# Latihan Singkat A:
Salin ulang bagian teks tentang komunikasi orang tua dengan anak, mulai dari kata "Yang jelas, hubungan" dan berhenti setelah kata "tua menghargai si anak.". Ganti "rasa aman" dengan "rasa tenteram".

# Teks Dokumen:
Langsung ke konten utama

Kesalahan Terbesar Ortu Dalam Berkomunikasi dengan Anak

Merasa anak suka melawan, tidak mau menurut, susah diajak kerja sama?

Jangan buru-buru mencap buruk atau menyalahkan si anak. Coba introspeksi diri, mungkin cara berkomunikasi orang tua kepada anak yang selama ini salah.

Salah satu kesalahan terbesar orang tua dalam berkomunikasi dengan anak adalah menganggap anaknya adalah anak kecil. Maksudnya?

Tentu saja mereka memang masih kecil, tapi yang dimaksud di sini adalah dalam hal cara memperlakukan si anak. Anak kerap dianggap anak kecil yang pantas untuk dihardik, diomeli, diteriaki, dibentak. Juga omongannya sering kurang dianggap dan didengar.

Padahal anak sejatinya sama saja seperti kita manusia dewasa, hanya saja mereka bertubuh kecil dan masih harus banyak belajar. Intinya, mereka adalah manusia kecil.

Coba ingat-ingat, seberapa sering kita menegur anak dengan kata "Hayo!", "Eh!", berteriak-teriak memanggil namanya, menegurnya dengan nada tinggi atau bentakan?

Jangan disangka anak senang dan merasa enak ditegur dengan cara seperti itu.

Apa efeknya jika kita kerap melakukannya?

Yang jelas, hubungan dan komunikasi yang positif antara ortu dan anak akan susah terbangun. Padahal keberhasilan pola asuh (parenting) tergantung seberapa berhasil ortu membangun hubungan timbal balik yang positif dengan anak, bukan seberapa berhasil membuat anak takut pada orang tuanya. Ketika hubungan timbal balik yang positif sudah terjalin, anak akan dengan sendirinya menjadi lebih kooperatif dengan orang tuanya. Dan ini harus dibangun secara terus menerus.

Sesuai Teori Tangki Cinta Anak, kebutuhan utama anak adalah rasa aman (security), yang bisa tercapai kalau anak senantiasa merasa dicintai, dihargai, dan diterima apa adanya oleh ayah dan ibunya. Ketika rasa aman itu tidak didapat, anak akan cenderung berulah untuk mencari perhatian orang tuanya.

Cara menegur dan memperlakukan anak seperti anak kecil tidak menunjukkan kalau orang tua menghargai si anak.

Reaksi anak bisa berbeda-beda. Ada yang menjadi tidak mau menurut apapun kata orang tuanya. Suka membantah. Menjadi manja dan merengek-rengek. Atau bisa jadi hanya diam saja.

Jadi, apa yang harus dilakukan orang tua?

Bangunlah komunikasi positif yang menunjukkan bahwa kita menghargai si anak.

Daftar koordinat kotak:
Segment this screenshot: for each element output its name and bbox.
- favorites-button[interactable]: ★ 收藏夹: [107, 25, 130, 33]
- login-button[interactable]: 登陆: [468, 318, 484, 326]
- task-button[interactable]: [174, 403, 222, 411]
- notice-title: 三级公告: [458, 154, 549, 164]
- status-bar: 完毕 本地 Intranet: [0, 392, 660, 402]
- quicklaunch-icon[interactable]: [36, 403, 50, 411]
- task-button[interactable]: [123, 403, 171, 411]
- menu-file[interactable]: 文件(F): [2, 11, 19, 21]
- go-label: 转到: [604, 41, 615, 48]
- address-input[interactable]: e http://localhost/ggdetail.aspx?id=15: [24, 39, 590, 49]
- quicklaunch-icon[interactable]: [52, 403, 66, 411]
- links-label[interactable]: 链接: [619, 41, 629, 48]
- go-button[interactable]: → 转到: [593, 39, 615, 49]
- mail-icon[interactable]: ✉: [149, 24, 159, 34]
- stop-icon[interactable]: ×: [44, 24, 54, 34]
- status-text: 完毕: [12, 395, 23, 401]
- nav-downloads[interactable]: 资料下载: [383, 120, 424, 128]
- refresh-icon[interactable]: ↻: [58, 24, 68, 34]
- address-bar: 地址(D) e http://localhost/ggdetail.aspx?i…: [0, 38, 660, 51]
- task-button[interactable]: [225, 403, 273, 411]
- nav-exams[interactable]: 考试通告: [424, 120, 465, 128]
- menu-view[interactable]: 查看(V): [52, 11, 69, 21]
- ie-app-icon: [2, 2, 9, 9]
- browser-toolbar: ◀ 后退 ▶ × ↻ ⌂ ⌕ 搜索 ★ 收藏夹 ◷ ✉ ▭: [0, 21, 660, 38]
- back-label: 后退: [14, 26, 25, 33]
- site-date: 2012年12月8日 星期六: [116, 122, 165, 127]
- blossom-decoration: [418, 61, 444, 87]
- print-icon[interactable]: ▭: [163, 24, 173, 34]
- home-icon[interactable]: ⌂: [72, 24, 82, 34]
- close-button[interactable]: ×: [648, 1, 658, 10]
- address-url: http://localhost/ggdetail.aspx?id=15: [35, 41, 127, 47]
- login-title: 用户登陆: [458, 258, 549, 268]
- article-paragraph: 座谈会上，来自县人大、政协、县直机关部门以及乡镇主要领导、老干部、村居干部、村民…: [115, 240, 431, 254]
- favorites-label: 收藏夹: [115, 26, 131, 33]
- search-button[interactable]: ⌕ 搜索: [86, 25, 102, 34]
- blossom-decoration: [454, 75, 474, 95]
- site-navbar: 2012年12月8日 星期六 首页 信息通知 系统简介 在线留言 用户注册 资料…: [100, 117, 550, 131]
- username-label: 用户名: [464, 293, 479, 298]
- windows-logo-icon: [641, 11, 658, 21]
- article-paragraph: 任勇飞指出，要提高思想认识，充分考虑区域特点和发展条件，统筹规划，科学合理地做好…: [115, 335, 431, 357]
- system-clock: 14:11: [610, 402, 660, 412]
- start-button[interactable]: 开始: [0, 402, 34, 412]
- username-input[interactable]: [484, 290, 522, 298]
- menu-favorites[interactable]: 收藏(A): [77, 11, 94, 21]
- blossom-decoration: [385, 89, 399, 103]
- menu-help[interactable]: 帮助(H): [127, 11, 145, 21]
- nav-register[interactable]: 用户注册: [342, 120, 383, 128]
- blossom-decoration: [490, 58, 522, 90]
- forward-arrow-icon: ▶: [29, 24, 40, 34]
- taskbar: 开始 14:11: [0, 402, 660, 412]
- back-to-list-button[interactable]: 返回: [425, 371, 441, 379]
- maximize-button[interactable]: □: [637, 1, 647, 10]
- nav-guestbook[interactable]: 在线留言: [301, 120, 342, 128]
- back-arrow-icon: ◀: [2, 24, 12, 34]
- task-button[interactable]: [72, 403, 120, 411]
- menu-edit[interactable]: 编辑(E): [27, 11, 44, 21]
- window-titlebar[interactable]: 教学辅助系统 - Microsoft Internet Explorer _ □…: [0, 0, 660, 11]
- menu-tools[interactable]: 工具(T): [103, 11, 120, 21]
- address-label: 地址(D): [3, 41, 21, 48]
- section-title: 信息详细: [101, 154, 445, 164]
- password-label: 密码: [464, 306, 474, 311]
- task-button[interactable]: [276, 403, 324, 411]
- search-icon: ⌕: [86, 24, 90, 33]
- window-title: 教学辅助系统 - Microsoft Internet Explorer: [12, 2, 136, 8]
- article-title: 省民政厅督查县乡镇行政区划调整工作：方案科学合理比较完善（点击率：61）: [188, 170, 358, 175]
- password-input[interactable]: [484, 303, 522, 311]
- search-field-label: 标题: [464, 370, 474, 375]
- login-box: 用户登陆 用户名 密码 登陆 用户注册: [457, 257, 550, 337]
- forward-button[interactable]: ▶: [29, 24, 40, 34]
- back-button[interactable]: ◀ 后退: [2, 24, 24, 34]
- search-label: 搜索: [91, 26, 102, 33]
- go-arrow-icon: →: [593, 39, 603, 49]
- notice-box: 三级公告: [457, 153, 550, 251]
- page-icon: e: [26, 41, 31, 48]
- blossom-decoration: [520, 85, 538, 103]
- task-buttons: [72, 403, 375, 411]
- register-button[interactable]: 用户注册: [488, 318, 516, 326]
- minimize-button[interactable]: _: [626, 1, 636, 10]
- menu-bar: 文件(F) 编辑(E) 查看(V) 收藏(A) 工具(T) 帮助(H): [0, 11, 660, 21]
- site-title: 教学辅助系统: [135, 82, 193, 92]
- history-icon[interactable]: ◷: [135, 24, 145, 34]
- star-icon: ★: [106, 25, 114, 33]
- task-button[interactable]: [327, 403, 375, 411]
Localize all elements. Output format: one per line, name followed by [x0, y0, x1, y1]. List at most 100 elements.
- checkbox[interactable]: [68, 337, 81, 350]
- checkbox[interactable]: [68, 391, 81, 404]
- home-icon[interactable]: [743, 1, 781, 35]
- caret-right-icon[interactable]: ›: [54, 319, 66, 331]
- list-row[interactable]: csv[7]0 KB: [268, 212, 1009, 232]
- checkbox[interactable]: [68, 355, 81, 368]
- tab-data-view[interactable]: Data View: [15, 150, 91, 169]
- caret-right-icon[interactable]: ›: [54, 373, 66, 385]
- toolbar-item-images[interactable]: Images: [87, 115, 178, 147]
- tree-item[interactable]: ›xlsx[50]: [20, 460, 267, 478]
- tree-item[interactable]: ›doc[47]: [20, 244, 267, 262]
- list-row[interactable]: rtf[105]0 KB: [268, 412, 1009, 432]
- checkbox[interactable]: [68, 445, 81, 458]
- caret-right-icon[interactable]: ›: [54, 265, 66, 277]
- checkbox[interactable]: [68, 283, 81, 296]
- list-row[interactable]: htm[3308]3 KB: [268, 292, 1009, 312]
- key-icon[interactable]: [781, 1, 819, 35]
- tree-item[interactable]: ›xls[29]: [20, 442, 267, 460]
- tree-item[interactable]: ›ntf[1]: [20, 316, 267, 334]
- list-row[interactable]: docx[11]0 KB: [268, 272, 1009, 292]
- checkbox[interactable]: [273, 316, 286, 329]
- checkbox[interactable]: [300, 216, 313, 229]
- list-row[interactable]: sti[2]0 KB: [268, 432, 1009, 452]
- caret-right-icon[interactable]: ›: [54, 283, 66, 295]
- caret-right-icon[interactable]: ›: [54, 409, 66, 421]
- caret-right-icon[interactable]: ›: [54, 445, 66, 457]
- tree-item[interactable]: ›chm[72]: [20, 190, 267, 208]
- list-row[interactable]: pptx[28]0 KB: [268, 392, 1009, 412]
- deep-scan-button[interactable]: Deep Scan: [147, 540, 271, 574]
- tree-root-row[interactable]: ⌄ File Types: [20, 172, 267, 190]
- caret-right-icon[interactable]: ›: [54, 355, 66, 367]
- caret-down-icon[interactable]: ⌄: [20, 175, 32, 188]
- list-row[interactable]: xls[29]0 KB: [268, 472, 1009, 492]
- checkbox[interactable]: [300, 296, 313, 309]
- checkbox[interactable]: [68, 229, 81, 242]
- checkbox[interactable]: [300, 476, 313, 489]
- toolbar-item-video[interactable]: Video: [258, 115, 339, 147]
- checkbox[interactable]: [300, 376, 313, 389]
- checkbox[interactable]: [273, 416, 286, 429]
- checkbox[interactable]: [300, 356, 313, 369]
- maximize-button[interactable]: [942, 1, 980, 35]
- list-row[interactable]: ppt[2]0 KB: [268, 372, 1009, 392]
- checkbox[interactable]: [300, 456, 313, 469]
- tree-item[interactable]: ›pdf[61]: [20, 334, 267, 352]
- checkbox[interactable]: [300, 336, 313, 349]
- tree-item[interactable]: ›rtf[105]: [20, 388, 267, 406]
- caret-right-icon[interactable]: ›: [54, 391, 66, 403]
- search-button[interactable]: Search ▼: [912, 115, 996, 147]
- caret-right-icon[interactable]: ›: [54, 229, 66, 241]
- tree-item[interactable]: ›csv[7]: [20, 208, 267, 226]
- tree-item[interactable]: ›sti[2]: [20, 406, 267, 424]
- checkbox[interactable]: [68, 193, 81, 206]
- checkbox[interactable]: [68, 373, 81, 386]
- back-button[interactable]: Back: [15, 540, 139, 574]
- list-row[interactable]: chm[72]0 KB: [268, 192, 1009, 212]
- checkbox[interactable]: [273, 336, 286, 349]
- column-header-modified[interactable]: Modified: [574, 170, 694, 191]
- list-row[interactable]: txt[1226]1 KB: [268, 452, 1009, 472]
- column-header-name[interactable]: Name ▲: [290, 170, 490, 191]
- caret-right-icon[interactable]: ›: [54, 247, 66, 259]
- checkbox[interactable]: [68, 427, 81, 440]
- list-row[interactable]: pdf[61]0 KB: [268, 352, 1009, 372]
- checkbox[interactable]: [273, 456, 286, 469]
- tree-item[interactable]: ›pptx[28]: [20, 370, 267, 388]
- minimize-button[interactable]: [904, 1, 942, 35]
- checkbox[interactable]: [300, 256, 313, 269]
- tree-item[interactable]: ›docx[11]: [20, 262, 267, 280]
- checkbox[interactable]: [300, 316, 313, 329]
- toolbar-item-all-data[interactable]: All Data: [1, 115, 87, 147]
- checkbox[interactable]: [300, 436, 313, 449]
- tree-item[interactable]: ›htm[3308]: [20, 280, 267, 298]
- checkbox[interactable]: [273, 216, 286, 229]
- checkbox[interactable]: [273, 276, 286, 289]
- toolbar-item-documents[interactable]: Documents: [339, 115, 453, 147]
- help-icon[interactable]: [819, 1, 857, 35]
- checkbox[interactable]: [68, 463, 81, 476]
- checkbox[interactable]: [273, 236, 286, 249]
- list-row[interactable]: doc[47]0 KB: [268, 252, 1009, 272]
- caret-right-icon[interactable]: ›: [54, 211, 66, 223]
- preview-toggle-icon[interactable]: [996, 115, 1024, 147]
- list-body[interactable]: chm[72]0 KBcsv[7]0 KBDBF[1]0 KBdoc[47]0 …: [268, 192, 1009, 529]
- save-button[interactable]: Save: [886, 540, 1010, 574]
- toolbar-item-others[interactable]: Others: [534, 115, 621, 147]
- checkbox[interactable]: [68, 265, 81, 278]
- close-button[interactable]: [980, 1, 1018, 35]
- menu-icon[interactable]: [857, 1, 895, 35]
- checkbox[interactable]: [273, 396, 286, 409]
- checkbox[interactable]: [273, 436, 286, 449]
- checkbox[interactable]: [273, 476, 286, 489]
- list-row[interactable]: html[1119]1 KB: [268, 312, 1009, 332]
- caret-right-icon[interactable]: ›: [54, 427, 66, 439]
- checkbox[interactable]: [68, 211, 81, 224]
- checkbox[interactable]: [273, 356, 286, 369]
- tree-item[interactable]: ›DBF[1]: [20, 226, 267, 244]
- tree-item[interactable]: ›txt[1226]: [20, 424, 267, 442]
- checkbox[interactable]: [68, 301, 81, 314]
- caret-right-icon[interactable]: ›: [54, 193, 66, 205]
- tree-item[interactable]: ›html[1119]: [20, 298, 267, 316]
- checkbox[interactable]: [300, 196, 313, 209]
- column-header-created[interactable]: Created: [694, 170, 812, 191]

# Latihan Singkat B:
Ketik ulang baris-baris catatan tanpa perubahan, mulai dari baris pertama catatan dan berhenti setelah baris yang memuat "- status-text: 完毕: [12, 395, 23, 401]".

# Jawaban Benar A:
Yang jelas, hubungan dan komunikasi yang positif antara ortu dan anak akan susah terbangun. Padahal keberhasilan pola asuh (parenting) tergantung seberapa berhasil ortu membangun hubungan timbal balik yang positif dengan anak, bukan seberapa berhasil membuat anak takut pada orang tuanya. Ketika hubungan timbal balik yang positif sudah terjalin, anak akan dengan sendirinya menjadi lebih kooperatif dengan orang tuanya. Dan ini harus dibangun secara terus menerus.

Sesuai Teori Tangki Cinta Anak, kebutuhan utama anak adalah rasa tenteram (security), yang bisa tercapai kalau anak senantiasa merasa dicintai, dihargai, dan diterima apa adanya oleh ayah dan ibunya. Ketika rasa tenteram itu tidak didapat, anak akan cenderung berulah untuk mencari perhatian orang tuanya.

Cara menegur dan memperlakukan anak seperti anak kecil tidak menunjukkan kalau orang tua menghargai si anak.

# Jawaban Benar B:
Segment this screenshot: for each element output its name and bbox.
- favorites-button[interactable]: ★ 收藏夹: [107, 25, 130, 33]
- login-button[interactable]: 登陆: [468, 318, 484, 326]
- task-button[interactable]: [174, 403, 222, 411]
- notice-title: 三级公告: [458, 154, 549, 164]
- status-bar: 完毕 本地 Intranet: [0, 392, 660, 402]
- quicklaunch-icon[interactable]: [36, 403, 50, 411]
- task-button[interactable]: [123, 403, 171, 411]
- menu-file[interactable]: 文件(F): [2, 11, 19, 21]
- go-label: 转到: [604, 41, 615, 48]
- address-input[interactable]: e http://localhost/ggdetail.aspx?id=15: [24, 39, 590, 49]
- quicklaunch-icon[interactable]: [52, 403, 66, 411]
- links-label[interactable]: 链接: [619, 41, 629, 48]
- go-button[interactable]: → 转到: [593, 39, 615, 49]
- mail-icon[interactable]: ✉: [149, 24, 159, 34]
- stop-icon[interactable]: ×: [44, 24, 54, 34]
- status-text: 完毕: [12, 395, 23, 401]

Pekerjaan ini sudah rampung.